** Set exercise **
Separate out the lines that hold "Порядка".

** Data to use **
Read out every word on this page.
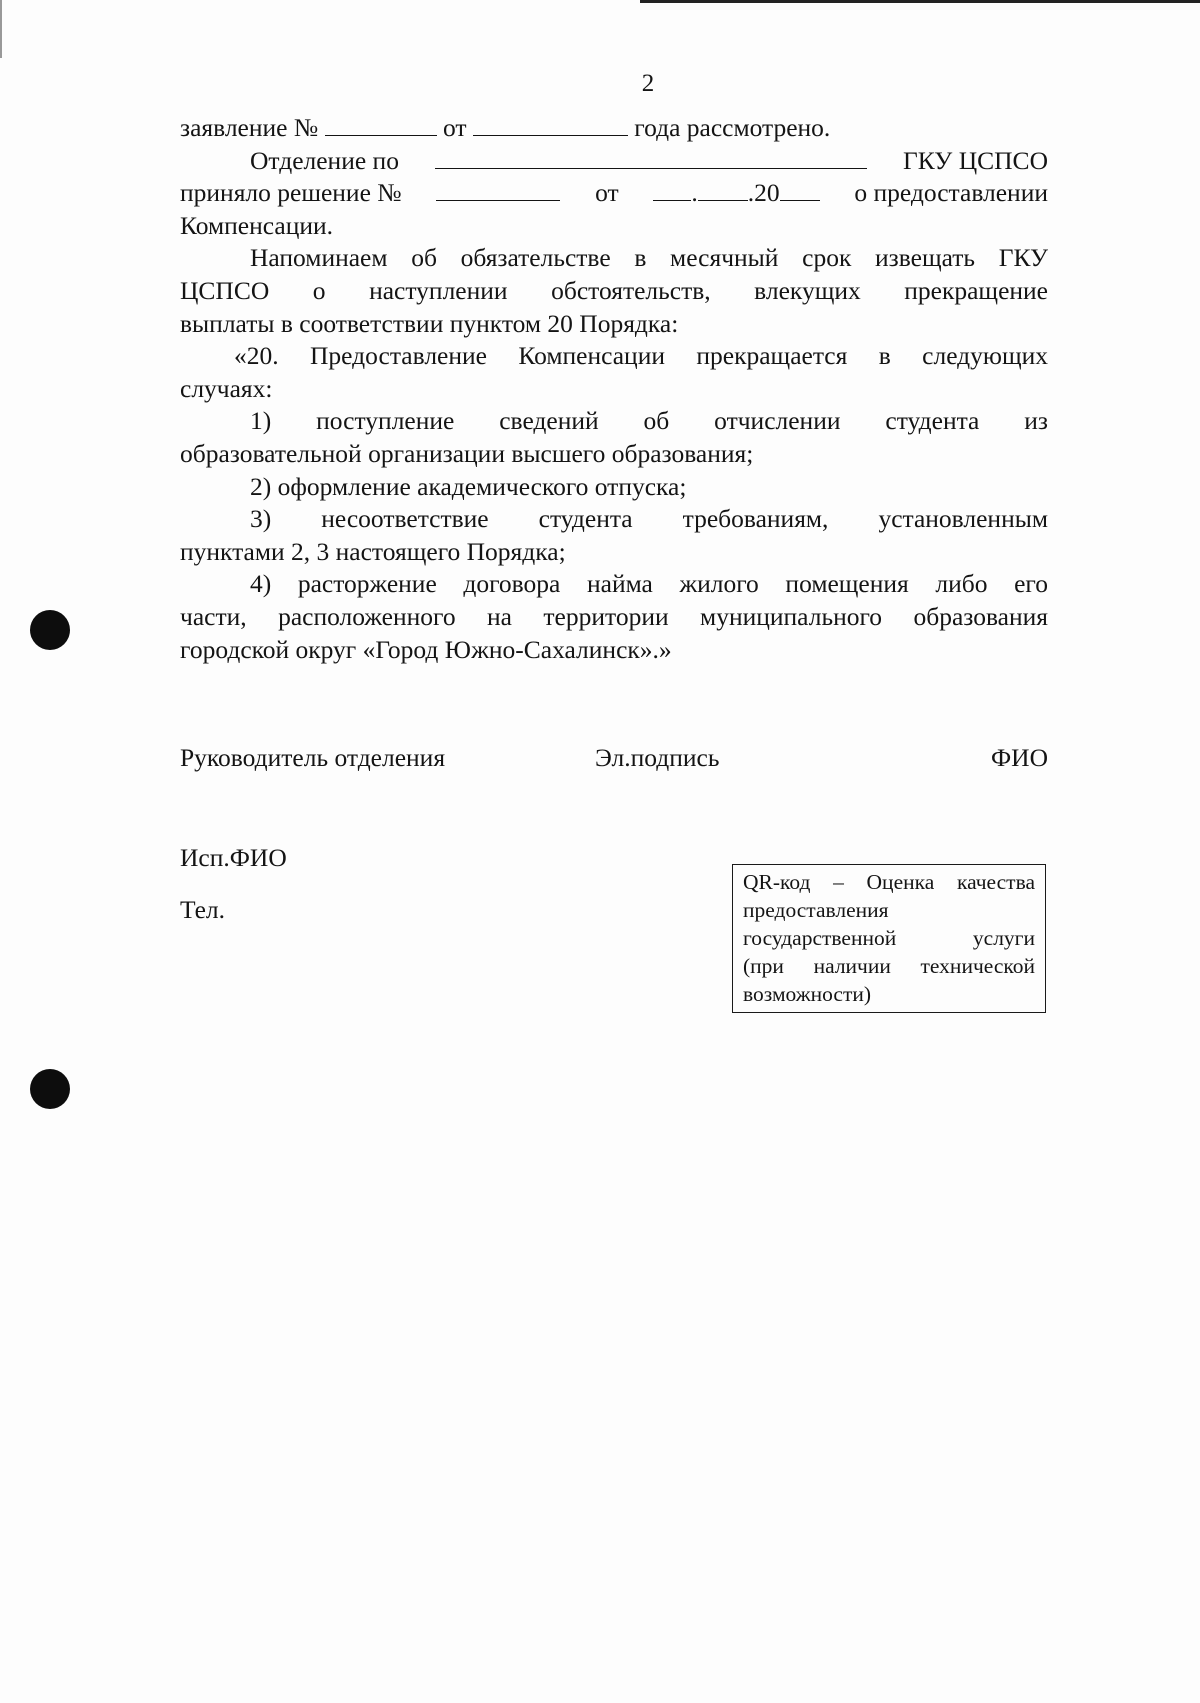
2
заявление №	от	года рассмотрено.
Отделение по	ГКУ ЦСПСО
приняло решение №	от	. .20	о предоставлении
Компенсации.
Напоминаем об обязательстве в месячный срок извещать ГКУ
ЦСПСО о наступлении обстоятельств, влекущих прекращение
выплаты в соответствии пунктом 20 Порядка:
«20. Предоставление Компенсации прекращается в следующих
случаях:
1) поступление сведений об отчислении студента из
образовательной организации высшего образования;
2) оформление академического отпуска;
3) несоответствие студента требованиям, установленным
пунктами 2, 3 настоящего Порядка;
4) расторжение договора найма жилого помещения либо его
части, расположенного на территории муниципального образования
городской округ «Город Южно-Сахалинск».»
Руководитель отделения	Эл.подпись	ФИО
Исп.ФИО
Тел.
QR-код – Оценка качества
предоставления
государственной услуги
(при наличии технической
возможности)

** The response **
выплаты в соответствии пунктом 20 Порядка:
пунктами 2, 3 настоящего Порядка;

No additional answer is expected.